[Objective]:
Note each line that includes the word "type". Copy those lines.

Data entries for graphics:
§

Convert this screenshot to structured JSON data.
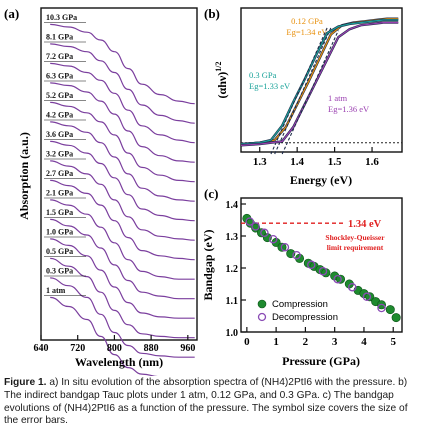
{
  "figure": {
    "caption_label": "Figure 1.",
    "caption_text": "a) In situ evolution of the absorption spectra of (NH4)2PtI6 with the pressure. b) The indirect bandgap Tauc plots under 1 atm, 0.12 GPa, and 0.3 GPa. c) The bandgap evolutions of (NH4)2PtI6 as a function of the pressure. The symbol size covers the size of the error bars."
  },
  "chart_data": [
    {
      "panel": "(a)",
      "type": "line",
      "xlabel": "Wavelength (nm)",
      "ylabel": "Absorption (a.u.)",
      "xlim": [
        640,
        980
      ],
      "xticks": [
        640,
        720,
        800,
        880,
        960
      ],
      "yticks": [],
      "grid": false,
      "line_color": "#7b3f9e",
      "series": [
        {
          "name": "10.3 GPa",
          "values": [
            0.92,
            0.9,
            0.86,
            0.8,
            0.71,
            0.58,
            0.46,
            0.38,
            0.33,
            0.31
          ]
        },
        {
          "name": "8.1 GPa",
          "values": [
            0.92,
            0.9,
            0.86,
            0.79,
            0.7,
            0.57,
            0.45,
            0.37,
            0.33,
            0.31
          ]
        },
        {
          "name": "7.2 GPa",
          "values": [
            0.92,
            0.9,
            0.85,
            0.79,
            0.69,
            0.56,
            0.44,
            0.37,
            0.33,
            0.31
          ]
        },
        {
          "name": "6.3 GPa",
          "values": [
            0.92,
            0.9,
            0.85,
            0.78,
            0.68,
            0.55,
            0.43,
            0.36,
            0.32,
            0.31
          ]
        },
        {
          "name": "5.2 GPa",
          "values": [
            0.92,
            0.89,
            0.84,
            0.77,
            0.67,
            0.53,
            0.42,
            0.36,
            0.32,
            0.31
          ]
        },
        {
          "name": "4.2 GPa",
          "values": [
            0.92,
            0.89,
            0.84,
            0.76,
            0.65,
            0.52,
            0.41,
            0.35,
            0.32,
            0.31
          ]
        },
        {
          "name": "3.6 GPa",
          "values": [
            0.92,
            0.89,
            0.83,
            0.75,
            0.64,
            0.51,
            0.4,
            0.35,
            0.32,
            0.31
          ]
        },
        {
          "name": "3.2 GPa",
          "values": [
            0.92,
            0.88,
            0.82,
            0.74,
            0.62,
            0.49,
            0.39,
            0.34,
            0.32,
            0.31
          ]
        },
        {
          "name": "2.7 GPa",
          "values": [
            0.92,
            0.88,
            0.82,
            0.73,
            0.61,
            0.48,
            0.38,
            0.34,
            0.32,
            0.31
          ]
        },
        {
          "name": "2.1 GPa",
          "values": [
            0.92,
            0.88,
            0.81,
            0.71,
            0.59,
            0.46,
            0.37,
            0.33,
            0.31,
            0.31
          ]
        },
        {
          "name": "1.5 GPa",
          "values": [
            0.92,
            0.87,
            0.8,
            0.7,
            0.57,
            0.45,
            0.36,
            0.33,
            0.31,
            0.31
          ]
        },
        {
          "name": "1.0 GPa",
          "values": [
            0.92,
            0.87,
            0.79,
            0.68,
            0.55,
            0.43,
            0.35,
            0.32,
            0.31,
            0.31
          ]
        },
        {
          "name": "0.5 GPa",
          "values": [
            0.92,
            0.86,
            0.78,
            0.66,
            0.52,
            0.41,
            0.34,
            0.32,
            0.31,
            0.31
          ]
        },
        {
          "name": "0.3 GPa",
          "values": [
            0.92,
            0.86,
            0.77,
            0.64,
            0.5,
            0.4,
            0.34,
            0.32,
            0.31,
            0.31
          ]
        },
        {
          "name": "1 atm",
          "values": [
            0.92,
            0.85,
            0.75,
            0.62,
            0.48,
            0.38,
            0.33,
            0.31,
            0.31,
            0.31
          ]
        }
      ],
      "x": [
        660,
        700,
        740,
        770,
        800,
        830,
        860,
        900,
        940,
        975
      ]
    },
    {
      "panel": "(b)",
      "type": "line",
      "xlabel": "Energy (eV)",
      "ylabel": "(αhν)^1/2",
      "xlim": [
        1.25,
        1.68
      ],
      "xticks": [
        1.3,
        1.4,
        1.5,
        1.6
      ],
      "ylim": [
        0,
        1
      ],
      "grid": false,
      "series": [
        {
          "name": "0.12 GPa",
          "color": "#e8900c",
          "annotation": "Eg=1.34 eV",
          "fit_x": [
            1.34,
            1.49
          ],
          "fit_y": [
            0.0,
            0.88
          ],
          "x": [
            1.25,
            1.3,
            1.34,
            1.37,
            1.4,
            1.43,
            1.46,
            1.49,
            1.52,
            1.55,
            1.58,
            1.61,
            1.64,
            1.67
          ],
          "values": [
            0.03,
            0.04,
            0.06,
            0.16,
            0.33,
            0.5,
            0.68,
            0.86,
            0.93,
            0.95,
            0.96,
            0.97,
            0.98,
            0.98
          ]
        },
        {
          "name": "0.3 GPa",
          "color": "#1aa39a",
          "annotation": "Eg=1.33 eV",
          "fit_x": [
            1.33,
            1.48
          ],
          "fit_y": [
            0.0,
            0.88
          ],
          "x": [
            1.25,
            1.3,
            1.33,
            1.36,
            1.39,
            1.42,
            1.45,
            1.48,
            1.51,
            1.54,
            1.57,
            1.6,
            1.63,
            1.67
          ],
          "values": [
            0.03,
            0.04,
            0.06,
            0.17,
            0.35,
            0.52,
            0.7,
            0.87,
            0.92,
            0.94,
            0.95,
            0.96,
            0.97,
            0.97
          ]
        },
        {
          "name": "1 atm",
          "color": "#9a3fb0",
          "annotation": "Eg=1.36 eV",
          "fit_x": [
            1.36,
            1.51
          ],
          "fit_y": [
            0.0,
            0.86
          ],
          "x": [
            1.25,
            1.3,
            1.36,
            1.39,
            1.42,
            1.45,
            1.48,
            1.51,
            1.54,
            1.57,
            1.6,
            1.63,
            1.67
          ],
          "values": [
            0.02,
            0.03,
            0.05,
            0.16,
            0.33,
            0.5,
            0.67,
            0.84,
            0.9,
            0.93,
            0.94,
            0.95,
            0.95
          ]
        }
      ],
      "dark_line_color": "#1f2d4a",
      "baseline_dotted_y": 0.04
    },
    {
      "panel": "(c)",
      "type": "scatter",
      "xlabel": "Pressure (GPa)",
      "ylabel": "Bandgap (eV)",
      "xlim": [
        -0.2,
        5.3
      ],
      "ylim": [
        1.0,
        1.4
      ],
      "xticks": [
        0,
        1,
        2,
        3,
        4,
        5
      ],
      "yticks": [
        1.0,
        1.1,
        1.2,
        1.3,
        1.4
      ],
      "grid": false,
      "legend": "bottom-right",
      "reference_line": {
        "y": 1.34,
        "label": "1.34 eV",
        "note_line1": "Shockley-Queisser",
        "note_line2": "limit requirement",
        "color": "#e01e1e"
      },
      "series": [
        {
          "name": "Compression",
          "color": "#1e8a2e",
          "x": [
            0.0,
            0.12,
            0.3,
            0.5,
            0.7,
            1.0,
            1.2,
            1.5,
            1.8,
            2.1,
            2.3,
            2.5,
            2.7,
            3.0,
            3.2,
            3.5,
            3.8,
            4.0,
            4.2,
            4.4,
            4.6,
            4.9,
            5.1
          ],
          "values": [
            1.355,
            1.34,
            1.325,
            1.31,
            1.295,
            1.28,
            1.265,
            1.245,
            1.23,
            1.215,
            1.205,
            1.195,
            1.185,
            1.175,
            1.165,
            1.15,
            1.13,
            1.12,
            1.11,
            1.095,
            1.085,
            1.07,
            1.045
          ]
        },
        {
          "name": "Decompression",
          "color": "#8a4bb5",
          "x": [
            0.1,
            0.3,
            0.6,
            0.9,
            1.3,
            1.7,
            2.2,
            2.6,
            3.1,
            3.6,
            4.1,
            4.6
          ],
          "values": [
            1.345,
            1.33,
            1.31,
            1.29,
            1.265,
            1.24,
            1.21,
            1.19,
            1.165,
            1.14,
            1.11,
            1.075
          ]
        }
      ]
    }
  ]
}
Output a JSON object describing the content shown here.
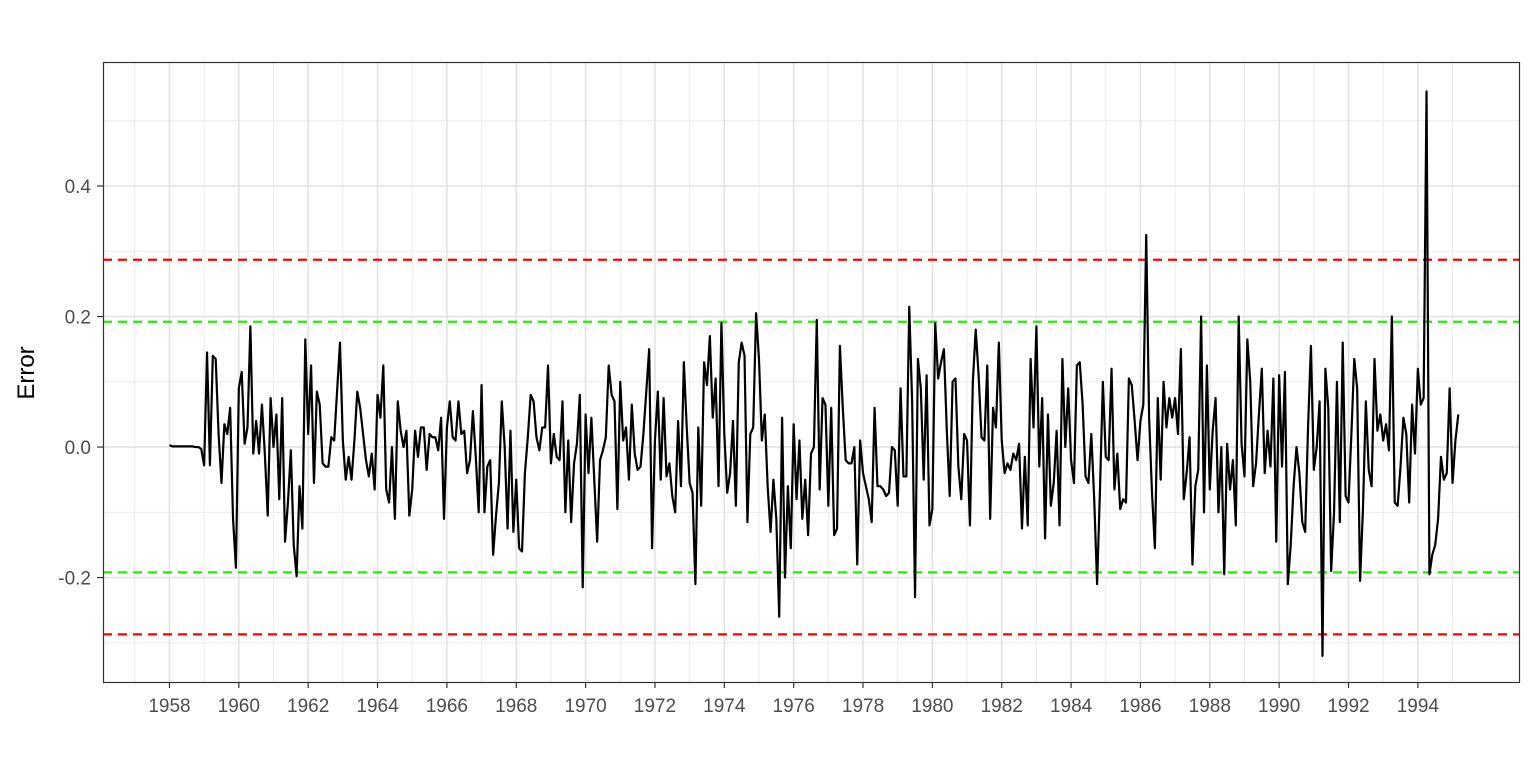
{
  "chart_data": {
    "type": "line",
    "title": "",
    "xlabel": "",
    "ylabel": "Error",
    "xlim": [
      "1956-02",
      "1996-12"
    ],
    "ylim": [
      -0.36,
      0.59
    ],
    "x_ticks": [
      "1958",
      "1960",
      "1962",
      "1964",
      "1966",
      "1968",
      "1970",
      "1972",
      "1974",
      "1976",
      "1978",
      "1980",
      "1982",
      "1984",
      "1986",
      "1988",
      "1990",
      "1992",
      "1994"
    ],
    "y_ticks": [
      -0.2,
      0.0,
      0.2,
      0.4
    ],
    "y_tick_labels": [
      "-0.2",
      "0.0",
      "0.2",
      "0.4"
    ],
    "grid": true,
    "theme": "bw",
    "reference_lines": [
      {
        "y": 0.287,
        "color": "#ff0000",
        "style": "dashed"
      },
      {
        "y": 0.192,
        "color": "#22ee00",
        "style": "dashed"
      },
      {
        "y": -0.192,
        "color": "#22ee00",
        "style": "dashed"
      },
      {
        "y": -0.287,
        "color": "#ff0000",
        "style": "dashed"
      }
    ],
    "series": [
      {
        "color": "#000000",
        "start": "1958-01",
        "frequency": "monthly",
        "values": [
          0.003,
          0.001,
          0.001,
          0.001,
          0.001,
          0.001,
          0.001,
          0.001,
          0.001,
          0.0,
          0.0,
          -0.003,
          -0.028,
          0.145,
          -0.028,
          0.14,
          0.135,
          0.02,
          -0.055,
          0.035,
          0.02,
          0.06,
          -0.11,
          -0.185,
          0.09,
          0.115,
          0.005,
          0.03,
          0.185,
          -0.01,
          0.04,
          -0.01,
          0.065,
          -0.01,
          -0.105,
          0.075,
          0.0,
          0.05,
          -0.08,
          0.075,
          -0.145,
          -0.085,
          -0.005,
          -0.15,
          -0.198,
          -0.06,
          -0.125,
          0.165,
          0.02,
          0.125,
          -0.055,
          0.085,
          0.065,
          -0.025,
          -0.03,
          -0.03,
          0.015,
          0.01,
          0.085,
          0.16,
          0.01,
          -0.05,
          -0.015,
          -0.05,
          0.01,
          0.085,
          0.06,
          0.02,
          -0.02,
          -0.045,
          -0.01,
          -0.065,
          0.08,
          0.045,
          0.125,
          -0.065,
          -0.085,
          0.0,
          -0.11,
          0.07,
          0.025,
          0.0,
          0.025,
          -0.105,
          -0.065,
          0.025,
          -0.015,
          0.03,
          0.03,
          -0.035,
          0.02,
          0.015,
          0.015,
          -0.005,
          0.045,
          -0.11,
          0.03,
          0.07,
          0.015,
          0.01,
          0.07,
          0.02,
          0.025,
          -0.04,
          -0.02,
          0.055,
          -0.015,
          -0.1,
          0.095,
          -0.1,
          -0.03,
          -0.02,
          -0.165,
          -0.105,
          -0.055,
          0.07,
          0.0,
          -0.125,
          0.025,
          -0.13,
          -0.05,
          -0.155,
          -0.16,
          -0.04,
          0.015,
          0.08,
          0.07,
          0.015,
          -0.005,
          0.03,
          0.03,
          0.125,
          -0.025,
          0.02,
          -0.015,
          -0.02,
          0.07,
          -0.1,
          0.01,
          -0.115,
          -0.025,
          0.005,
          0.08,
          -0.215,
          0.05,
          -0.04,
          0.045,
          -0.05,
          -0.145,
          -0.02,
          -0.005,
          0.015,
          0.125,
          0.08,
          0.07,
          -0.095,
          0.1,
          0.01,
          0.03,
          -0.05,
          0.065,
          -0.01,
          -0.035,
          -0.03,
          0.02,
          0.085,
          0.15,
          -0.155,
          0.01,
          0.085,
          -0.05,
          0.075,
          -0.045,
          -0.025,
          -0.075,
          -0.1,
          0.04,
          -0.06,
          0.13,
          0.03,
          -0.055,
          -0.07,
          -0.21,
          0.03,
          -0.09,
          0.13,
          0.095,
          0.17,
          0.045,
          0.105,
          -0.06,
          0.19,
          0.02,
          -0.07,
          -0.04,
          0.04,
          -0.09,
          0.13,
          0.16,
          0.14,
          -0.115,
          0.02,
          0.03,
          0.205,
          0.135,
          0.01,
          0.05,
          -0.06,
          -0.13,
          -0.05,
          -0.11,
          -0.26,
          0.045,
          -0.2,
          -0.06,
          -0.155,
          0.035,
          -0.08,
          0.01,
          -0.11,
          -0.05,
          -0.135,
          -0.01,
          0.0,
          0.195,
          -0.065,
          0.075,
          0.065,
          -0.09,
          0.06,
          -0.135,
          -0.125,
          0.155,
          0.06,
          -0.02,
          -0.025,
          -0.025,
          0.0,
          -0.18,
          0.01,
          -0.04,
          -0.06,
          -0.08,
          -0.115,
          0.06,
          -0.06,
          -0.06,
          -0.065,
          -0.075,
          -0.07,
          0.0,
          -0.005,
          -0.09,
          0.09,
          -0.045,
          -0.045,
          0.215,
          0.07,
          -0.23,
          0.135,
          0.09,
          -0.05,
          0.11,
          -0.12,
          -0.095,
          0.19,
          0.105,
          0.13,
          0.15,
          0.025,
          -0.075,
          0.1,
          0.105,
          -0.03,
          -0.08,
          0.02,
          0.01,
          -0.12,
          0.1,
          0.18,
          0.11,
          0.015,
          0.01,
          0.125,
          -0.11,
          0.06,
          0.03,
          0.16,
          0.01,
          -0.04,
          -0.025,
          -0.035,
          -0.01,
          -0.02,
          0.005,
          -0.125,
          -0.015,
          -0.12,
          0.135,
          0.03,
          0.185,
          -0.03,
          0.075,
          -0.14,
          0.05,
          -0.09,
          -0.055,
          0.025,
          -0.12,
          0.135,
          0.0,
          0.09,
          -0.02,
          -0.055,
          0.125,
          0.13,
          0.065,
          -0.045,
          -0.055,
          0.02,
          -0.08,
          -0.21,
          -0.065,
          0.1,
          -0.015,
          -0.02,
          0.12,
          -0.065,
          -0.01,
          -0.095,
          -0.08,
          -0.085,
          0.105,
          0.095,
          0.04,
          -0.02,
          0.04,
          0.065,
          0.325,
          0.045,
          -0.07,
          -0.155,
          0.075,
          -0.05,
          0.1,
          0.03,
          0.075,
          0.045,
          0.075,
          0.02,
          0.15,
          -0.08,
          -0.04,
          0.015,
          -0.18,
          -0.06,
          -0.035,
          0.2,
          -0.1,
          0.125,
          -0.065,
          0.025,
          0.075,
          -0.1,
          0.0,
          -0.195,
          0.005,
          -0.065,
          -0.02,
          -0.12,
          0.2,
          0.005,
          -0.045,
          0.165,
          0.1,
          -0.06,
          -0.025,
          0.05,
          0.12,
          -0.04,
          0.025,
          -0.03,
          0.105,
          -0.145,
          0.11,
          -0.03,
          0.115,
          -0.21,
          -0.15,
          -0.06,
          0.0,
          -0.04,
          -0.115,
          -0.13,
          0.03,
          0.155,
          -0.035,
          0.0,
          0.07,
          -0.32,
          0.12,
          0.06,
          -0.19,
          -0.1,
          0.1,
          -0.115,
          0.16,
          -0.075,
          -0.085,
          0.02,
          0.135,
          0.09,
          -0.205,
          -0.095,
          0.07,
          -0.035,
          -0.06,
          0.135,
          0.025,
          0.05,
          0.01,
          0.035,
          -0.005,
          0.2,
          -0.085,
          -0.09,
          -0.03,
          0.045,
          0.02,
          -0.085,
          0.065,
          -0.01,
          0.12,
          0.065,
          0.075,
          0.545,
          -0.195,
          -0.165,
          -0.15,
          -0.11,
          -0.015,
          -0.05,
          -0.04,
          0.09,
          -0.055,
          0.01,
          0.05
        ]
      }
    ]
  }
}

§

[Complete answer]:
      "type": "line",
      "type": "line",
      "type": "scatter",
    "type": "line",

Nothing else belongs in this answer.